- TASK STATEMENT:
Go through the records and give each one again exactly.

- DATA PROVIDED:
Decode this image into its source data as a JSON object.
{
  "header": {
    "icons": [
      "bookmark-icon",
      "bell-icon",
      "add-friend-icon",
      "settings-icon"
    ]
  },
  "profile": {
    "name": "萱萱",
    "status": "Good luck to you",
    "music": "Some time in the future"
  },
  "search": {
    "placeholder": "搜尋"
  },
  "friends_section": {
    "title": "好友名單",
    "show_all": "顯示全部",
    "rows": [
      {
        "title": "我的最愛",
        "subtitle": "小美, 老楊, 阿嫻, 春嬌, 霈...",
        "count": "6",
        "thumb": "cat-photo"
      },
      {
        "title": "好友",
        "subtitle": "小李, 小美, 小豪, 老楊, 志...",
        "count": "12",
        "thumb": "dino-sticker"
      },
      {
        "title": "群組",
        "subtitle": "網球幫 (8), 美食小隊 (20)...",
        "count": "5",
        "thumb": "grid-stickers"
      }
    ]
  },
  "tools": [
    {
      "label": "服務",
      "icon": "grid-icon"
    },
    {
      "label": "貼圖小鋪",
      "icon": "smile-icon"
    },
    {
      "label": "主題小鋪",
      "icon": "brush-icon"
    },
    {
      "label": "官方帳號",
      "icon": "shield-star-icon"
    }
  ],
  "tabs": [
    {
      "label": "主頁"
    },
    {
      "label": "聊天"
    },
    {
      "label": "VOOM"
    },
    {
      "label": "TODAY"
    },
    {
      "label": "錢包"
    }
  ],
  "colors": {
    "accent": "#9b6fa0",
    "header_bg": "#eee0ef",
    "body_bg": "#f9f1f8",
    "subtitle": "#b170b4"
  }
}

- ANSWER TO THE PROBLEM:
Decode this image into its source data as a JSON object.
{
  "header": {
    "icons": [
      "bookmark-icon",
      "bell-icon",
      "add-friend-icon",
      "settings-icon"
    ]
  },
  "profile": {
    "name": "萱萱",
    "status": "Good luck to you",
    "music": "Some time in the future"
  },
  "search": {
    "placeholder": "搜尋"
  },
  "friends_section": {
    "title": "好友名單",
    "show_all": "顯示全部",
    "rows": [
      {
        "title": "我的最愛",
        "subtitle": "小美, 老楊, 阿嫻, 春嬌, 霈...",
        "count": "6",
        "thumb": "cat-photo"
      },
      {
        "title": "好友",
        "subtitle": "小李, 小美, 小豪, 老楊, 志...",
        "count": "12",
        "thumb": "dino-sticker"
      },
      {
        "title": "群組",
        "subtitle": "網球幫 (8), 美食小隊 (20)...",
        "count": "5",
        "thumb": "grid-stickers"
      }
    ]
  },
  "tools": [
    {
      "label": "服務",
      "icon": "grid-icon"
    },
    {
      "label": "貼圖小鋪",
      "icon": "smile-icon"
    },
    {
      "label": "主題小鋪",
      "icon": "brush-icon"
    },
    {
      "label": "官方帳號",
      "icon": "shield-star-icon"
    }
  ],
  "tabs": [
    {
      "label": "主頁"
    },
    {
      "label": "聊天"
    },
    {
      "label": "VOOM"
    },
    {
      "label": "TODAY"
    },
    {
      "label": "錢包"
    }
  ],
  "colors": {
    "accent": "#9b6fa0",
    "header_bg": "#eee0ef",
    "body_bg": "#f9f1f8",
    "subtitle": "#b170b4"
  }
}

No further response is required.